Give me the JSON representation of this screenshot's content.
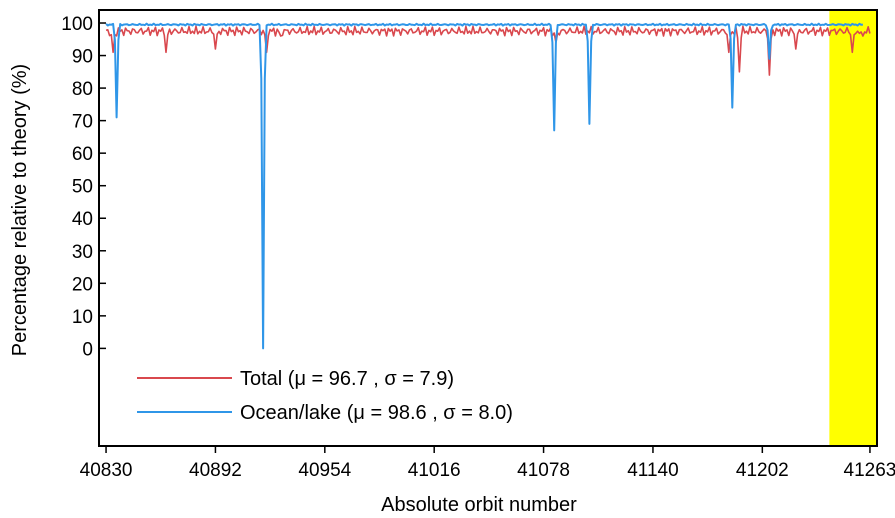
{
  "chart_data": {
    "type": "line",
    "xlabel": "Absolute orbit number",
    "ylabel": "Percentage relative to theory (%)",
    "xlim": [
      40826,
      41267
    ],
    "ylim": [
      -30,
      104
    ],
    "x_ticks": [
      40830,
      40892,
      40954,
      41016,
      41078,
      41140,
      41202,
      41263
    ],
    "y_ticks": [
      0,
      10,
      20,
      30,
      40,
      50,
      60,
      70,
      80,
      90,
      100
    ],
    "grid": false,
    "legend_position": "bottom-left",
    "highlight": {
      "from": 41240,
      "to": 41267,
      "color": "#ffff00"
    },
    "series": [
      {
        "name": "Total (μ = 96.7 , σ = 7.9)",
        "color": "#d9484e",
        "baseline": 97.5,
        "amplitude": 1.5,
        "x_range": [
          40830,
          41263
        ],
        "spikes": [
          [
            40834,
            91
          ],
          [
            40864,
            91
          ],
          [
            40892,
            92
          ],
          [
            40921,
            91
          ],
          [
            40929,
            96
          ],
          [
            41085,
            94
          ],
          [
            41183,
            91
          ],
          [
            41189,
            85
          ],
          [
            41206,
            84
          ],
          [
            41221,
            92
          ],
          [
            41253,
            91
          ],
          [
            41259,
            96
          ]
        ]
      },
      {
        "name": "Ocean/lake (μ = 98.6 , σ = 8.0)",
        "color": "#2f96e8",
        "baseline": 99.5,
        "amplitude": 0.3,
        "x_range": [
          40830,
          41259
        ],
        "spikes": [
          [
            40836,
            71
          ],
          [
            40919,
            0
          ],
          [
            41084,
            67
          ],
          [
            41104,
            69
          ],
          [
            41185,
            74
          ],
          [
            41206,
            89
          ]
        ]
      }
    ]
  }
}
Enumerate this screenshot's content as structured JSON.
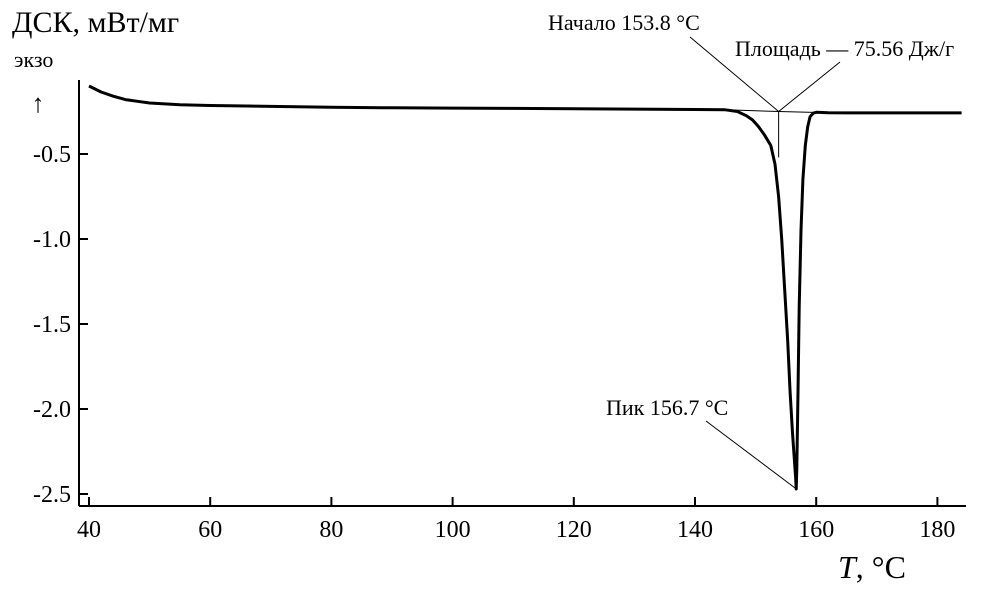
{
  "chart_data": {
    "type": "line",
    "ylabel": "ДСК, мВт/мг",
    "exo_label": "экзо",
    "exo_arrow": "↑",
    "xlabel_symbol": "T",
    "xlabel_unit": ", °C",
    "xlim": [
      39.5,
      185
    ],
    "ylim": [
      -2.55,
      0.0
    ],
    "x_ticks": [
      40,
      60,
      80,
      100,
      120,
      140,
      160,
      180
    ],
    "x_tick_labels": [
      "40",
      "60",
      "80",
      "100",
      "120",
      "140",
      "160",
      "180"
    ],
    "y_ticks": [
      -0.5,
      -1.0,
      -1.5,
      -2.0,
      -2.5
    ],
    "y_tick_labels": [
      "-0.5",
      "-1.0",
      "-1.5",
      "-2.0",
      "-2.5"
    ],
    "grid": false,
    "series": [
      {
        "x": [
          40.0,
          42.0,
          44.0,
          46.0,
          48.0,
          50.0,
          55.0,
          60.0,
          70.0,
          80.0,
          90.0,
          100.0,
          110.0,
          120.0,
          130.0,
          140.0,
          145.0,
          147.0,
          148.5,
          149.5,
          150.5,
          151.5,
          152.5,
          153.2,
          153.8,
          154.3,
          154.8,
          155.3,
          155.7,
          156.1,
          156.4,
          156.6,
          156.7,
          156.8,
          157.0,
          157.2,
          157.5,
          157.8,
          158.2,
          158.6,
          159.0,
          159.5,
          160.0,
          161.0,
          162.0,
          165.0,
          170.0,
          180.0,
          184.0
        ],
        "y": [
          -0.1,
          -0.135,
          -0.16,
          -0.18,
          -0.19,
          -0.2,
          -0.21,
          -0.215,
          -0.22,
          -0.225,
          -0.228,
          -0.23,
          -0.232,
          -0.234,
          -0.236,
          -0.238,
          -0.24,
          -0.25,
          -0.275,
          -0.3,
          -0.34,
          -0.39,
          -0.45,
          -0.56,
          -0.75,
          -1.0,
          -1.3,
          -1.6,
          -1.9,
          -2.15,
          -2.3,
          -2.4,
          -2.47,
          -2.35,
          -1.9,
          -1.4,
          -0.95,
          -0.65,
          -0.45,
          -0.34,
          -0.28,
          -0.26,
          -0.255,
          -0.256,
          -0.257,
          -0.258,
          -0.258,
          -0.258,
          -0.258
        ]
      }
    ],
    "baseline": {
      "x": [
        145.0,
        153.8,
        162.0
      ],
      "y": [
        -0.24,
        -0.25,
        -0.257
      ]
    },
    "onset_line": {
      "x": [
        153.8,
        153.8
      ],
      "y": [
        -0.25,
        -0.52
      ]
    },
    "annotations": [
      {
        "text": "Начало 153.8 °C",
        "x": 153.8,
        "y": -0.25
      },
      {
        "text": "Площадь — 75.56 Дж/г",
        "x": 153.8,
        "y": -0.25
      },
      {
        "text": "Пик 156.7 °C",
        "x": 156.7,
        "y": -2.47
      }
    ]
  }
}
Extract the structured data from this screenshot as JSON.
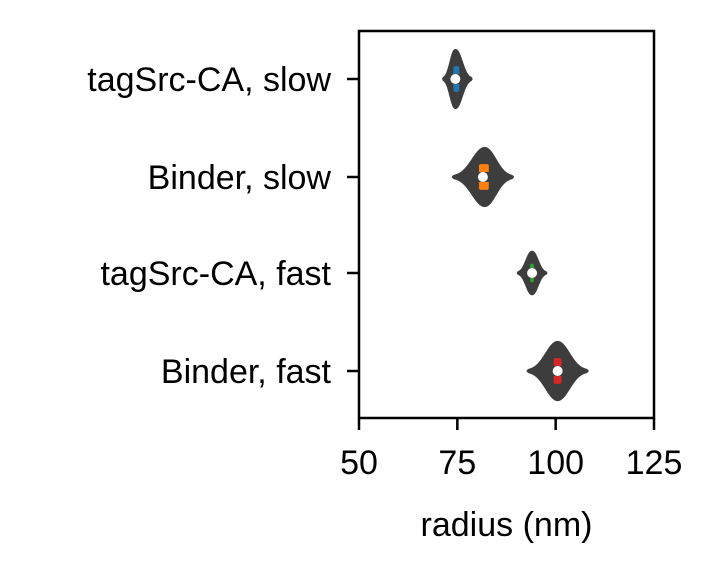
{
  "chart_data": {
    "type": "violin",
    "orientation": "horizontal",
    "title": "",
    "xlabel": "radius (nm)",
    "ylabel": "",
    "xlim": [
      50,
      125
    ],
    "xticks": [
      50,
      75,
      100,
      125
    ],
    "categories": [
      "tagSrc-CA, slow",
      "Binder, slow",
      "tagSrc-CA, fast",
      "Binder, fast"
    ],
    "series": [
      {
        "category": "tagSrc-CA, slow",
        "color": "#1f77b4",
        "min": 71.5,
        "q1": 74.0,
        "median": 74.5,
        "q3": 75.5,
        "max": 78.5,
        "widest_at": 74.5,
        "relative_width": 0.55
      },
      {
        "category": "Binder, slow",
        "color": "#ff7f0e",
        "min": 74.0,
        "q1": 80.5,
        "median": 81.5,
        "q3": 83.0,
        "max": 89.0,
        "widest_at": 82.0,
        "relative_width": 0.55
      },
      {
        "category": "tagSrc-CA, fast",
        "color": "#2ca02c",
        "min": 90.5,
        "q1": 93.5,
        "median": 94.0,
        "q3": 94.5,
        "max": 97.5,
        "widest_at": 94.0,
        "relative_width": 0.4
      },
      {
        "category": "Binder, fast",
        "color": "#d62728",
        "min": 93.0,
        "q1": 99.5,
        "median": 100.5,
        "q3": 101.5,
        "max": 108.0,
        "widest_at": 100.5,
        "relative_width": 0.55
      }
    ],
    "grid": false,
    "legend": "none"
  }
}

# Given request
Look through the entries above; copy every line holding the string "Binder".

# Solution
      "Binder, slow",
      "Binder, fast"
        "category": "Binder, slow",
        "category": "Binder, fast",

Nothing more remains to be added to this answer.